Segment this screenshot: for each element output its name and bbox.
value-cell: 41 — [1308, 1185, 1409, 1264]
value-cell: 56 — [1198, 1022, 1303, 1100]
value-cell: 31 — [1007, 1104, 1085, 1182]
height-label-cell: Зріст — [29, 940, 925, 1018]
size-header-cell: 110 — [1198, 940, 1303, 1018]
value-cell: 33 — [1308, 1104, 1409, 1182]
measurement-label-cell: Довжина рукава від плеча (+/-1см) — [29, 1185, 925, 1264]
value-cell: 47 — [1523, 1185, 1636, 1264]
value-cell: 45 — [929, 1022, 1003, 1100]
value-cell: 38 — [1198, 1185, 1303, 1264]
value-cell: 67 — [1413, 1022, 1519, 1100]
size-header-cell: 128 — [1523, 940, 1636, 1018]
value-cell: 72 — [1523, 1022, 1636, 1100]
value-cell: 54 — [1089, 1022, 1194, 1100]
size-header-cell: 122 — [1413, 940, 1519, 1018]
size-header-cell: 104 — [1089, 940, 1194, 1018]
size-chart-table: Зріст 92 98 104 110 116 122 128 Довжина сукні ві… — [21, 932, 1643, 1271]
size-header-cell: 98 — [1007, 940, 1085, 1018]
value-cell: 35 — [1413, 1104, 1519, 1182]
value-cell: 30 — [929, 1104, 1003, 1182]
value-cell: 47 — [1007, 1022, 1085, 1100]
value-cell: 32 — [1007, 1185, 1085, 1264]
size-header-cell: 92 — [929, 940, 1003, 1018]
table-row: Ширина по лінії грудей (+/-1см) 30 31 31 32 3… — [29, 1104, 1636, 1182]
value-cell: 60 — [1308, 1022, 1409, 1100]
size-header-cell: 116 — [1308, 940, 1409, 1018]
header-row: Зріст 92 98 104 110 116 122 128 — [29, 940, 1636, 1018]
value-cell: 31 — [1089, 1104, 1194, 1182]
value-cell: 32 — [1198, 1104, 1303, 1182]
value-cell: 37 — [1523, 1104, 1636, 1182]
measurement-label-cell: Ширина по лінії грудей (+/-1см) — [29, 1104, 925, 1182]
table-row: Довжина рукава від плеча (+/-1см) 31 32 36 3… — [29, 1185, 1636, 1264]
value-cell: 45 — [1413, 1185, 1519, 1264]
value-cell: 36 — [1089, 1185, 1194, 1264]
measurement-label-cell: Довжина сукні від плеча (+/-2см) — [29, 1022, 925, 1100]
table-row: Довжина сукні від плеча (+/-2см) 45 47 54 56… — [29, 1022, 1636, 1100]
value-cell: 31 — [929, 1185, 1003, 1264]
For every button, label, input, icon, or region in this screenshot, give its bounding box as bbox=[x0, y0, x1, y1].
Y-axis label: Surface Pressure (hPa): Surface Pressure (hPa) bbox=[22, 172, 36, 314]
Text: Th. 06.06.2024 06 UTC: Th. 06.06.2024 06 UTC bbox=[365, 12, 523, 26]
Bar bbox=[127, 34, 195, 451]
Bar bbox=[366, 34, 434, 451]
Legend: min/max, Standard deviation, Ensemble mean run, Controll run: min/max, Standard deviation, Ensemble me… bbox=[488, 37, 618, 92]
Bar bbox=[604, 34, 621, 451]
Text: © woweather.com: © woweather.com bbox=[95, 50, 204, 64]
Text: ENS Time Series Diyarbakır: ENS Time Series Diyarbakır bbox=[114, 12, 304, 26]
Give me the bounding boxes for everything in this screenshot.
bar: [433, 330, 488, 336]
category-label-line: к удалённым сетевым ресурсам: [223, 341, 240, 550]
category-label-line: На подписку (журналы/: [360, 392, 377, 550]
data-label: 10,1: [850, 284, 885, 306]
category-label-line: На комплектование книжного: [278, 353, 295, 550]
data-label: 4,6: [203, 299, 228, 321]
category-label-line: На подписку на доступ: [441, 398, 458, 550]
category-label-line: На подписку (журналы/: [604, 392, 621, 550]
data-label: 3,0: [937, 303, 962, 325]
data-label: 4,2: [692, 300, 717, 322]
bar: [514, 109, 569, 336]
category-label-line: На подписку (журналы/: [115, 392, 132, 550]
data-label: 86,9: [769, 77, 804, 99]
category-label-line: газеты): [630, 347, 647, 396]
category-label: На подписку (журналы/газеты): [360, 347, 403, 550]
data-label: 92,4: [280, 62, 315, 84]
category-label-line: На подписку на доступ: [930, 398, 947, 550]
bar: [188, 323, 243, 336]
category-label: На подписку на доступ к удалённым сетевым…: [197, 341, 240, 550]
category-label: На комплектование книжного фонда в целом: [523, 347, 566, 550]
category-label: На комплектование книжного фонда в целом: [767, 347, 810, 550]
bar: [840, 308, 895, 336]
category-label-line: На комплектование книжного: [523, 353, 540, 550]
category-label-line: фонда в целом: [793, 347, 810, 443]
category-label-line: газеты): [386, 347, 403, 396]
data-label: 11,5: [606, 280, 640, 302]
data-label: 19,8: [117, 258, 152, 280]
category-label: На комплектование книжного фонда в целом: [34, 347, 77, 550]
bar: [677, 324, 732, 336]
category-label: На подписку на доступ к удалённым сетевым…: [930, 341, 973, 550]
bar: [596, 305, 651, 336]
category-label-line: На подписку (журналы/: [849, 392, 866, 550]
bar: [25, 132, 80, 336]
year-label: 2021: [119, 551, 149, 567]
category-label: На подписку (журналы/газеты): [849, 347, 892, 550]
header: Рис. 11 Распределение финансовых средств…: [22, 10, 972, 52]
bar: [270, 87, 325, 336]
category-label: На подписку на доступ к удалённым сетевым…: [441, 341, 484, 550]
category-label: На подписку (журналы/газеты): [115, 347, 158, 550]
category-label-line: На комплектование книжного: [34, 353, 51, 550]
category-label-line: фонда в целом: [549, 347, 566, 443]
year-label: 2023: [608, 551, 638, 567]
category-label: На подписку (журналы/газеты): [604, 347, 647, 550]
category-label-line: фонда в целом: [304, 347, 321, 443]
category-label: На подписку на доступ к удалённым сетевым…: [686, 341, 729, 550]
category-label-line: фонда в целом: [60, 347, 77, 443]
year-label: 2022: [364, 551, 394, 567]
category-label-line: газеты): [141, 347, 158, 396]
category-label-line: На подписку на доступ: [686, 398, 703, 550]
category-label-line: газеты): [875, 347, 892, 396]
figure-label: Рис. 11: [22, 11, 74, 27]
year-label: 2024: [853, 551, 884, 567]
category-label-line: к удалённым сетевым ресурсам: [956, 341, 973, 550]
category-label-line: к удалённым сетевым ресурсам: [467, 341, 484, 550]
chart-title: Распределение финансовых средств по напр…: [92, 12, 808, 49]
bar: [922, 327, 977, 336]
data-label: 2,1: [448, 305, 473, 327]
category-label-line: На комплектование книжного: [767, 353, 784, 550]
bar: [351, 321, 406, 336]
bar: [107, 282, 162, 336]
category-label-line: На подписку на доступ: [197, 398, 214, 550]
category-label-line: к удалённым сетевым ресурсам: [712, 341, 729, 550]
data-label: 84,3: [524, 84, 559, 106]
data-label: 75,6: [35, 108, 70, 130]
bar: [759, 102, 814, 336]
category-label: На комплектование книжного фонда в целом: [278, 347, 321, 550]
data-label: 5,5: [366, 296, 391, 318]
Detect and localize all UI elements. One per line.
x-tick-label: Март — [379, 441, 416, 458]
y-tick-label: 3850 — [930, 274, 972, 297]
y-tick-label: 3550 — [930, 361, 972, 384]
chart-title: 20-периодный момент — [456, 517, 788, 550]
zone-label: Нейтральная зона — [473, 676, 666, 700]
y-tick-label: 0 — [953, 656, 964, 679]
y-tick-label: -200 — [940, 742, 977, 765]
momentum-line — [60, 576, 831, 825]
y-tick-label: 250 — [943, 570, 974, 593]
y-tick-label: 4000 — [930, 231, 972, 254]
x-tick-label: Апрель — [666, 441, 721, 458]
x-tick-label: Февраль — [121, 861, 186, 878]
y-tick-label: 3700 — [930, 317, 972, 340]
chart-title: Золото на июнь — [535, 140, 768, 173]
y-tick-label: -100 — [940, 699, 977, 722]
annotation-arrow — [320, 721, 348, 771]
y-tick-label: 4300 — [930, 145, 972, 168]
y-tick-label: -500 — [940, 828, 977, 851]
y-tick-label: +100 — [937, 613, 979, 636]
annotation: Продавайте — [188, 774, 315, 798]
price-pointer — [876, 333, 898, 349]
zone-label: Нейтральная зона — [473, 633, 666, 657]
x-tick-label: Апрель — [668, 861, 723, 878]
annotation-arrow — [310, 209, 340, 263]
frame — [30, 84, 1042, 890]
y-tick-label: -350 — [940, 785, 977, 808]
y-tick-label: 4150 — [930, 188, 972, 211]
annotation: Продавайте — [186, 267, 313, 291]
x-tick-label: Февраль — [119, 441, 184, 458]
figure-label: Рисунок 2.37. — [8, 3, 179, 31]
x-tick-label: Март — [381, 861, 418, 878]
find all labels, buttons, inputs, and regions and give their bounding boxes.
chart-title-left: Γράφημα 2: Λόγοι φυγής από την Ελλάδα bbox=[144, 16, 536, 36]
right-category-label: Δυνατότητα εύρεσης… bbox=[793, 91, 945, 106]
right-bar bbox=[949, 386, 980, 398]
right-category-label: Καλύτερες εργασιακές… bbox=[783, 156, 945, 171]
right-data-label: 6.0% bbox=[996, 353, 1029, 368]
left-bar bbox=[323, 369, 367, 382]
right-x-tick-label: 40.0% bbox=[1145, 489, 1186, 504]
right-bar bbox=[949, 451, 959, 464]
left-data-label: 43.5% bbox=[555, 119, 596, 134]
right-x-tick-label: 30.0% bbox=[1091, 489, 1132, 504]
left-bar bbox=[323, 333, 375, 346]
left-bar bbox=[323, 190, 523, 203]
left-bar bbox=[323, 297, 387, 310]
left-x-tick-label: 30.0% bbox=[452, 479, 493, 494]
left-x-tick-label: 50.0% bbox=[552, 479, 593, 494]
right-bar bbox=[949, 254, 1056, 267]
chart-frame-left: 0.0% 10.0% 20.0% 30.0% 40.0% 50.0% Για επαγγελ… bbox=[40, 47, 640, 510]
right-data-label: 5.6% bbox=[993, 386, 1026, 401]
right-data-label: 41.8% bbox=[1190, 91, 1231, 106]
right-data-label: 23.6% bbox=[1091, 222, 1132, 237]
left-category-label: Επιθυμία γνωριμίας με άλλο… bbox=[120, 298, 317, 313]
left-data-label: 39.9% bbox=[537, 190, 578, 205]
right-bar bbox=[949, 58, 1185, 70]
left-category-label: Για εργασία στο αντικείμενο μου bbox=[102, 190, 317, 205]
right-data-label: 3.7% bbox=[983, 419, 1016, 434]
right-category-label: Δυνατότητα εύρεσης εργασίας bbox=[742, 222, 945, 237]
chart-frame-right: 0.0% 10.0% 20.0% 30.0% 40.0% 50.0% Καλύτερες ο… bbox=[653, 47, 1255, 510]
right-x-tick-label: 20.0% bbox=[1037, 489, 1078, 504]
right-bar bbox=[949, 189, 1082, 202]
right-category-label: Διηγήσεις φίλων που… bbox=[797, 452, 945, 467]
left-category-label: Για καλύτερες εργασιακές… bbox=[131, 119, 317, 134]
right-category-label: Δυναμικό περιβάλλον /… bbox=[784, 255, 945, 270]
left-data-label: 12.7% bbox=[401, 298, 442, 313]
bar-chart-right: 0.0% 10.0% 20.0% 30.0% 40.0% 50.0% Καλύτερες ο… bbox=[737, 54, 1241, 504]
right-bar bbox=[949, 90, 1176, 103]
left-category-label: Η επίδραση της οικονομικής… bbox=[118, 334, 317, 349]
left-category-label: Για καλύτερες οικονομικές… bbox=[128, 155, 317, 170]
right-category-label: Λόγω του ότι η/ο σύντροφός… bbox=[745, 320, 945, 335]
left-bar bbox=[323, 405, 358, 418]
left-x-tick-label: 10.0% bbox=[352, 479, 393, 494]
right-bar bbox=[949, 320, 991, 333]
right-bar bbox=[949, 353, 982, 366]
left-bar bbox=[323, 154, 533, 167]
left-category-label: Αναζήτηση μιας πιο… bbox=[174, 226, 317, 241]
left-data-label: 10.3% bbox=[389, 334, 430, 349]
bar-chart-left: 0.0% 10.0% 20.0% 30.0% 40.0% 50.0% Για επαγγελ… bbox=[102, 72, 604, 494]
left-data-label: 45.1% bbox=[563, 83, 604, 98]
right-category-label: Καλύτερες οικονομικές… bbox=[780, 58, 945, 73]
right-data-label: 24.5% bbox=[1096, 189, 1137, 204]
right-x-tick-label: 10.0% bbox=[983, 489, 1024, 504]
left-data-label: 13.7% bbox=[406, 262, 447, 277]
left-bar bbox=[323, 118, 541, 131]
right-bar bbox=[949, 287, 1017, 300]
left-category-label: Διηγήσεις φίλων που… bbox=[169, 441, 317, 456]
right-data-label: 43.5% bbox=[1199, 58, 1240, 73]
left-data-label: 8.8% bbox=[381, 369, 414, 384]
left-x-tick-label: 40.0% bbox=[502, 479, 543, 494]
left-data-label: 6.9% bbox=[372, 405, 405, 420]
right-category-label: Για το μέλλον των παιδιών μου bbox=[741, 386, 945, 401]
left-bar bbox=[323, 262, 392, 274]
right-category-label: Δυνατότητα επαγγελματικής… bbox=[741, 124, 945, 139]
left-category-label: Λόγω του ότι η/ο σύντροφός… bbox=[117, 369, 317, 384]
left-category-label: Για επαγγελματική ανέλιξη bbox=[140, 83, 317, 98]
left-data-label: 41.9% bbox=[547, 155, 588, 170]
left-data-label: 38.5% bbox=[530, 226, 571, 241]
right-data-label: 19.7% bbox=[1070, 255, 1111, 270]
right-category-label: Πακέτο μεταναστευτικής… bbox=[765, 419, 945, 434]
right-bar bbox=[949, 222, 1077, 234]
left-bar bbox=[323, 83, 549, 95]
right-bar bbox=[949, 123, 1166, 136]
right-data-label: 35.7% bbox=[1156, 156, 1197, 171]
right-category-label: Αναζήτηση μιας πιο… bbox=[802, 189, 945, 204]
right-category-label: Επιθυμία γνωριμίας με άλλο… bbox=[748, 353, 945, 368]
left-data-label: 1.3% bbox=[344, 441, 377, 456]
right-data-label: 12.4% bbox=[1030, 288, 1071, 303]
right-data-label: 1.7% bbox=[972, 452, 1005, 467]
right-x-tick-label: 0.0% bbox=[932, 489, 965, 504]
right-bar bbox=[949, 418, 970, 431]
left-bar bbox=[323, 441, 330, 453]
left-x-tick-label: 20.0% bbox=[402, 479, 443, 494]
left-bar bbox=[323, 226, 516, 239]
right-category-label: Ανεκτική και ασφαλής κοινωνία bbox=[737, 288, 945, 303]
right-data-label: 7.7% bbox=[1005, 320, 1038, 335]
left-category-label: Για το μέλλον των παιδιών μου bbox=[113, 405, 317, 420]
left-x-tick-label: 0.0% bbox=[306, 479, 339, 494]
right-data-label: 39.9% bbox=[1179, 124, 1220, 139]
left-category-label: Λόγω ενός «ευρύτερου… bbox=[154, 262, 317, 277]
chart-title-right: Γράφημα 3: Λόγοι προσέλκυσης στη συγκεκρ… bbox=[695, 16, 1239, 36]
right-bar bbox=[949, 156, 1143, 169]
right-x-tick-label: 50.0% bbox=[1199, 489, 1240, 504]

- _PROBLEM TO SOLVE_: Rewrite the rows as a numbered list, leaving out blank lines. Begin at the first row and stop after the row that has "value-cell: 72 — [1523, 1022, 1636, 1100]".

- _SOLUTION FOR THIS PROBLEM_:
1. Segment this screenshot: for each element output its name and bbox.
2. value-cell: 41 — [1308, 1185, 1409, 1264]
3. value-cell: 56 — [1198, 1022, 1303, 1100]
4. value-cell: 31 — [1007, 1104, 1085, 1182]
5. height-label-cell: Зріст — [29, 940, 925, 1018]
6. size-header-cell: 110 — [1198, 940, 1303, 1018]
7. value-cell: 33 — [1308, 1104, 1409, 1182]
8. measurement-label-cell: Довжина рукава від плеча (+/-1см) — [29, 1185, 925, 1264]
9. value-cell: 47 — [1523, 1185, 1636, 1264]
10. value-cell: 45 — [929, 1022, 1003, 1100]
11. value-cell: 38 — [1198, 1185, 1303, 1264]
12. value-cell: 67 — [1413, 1022, 1519, 1100]
13. size-header-cell: 128 — [1523, 940, 1636, 1018]
14. value-cell: 72 — [1523, 1022, 1636, 1100]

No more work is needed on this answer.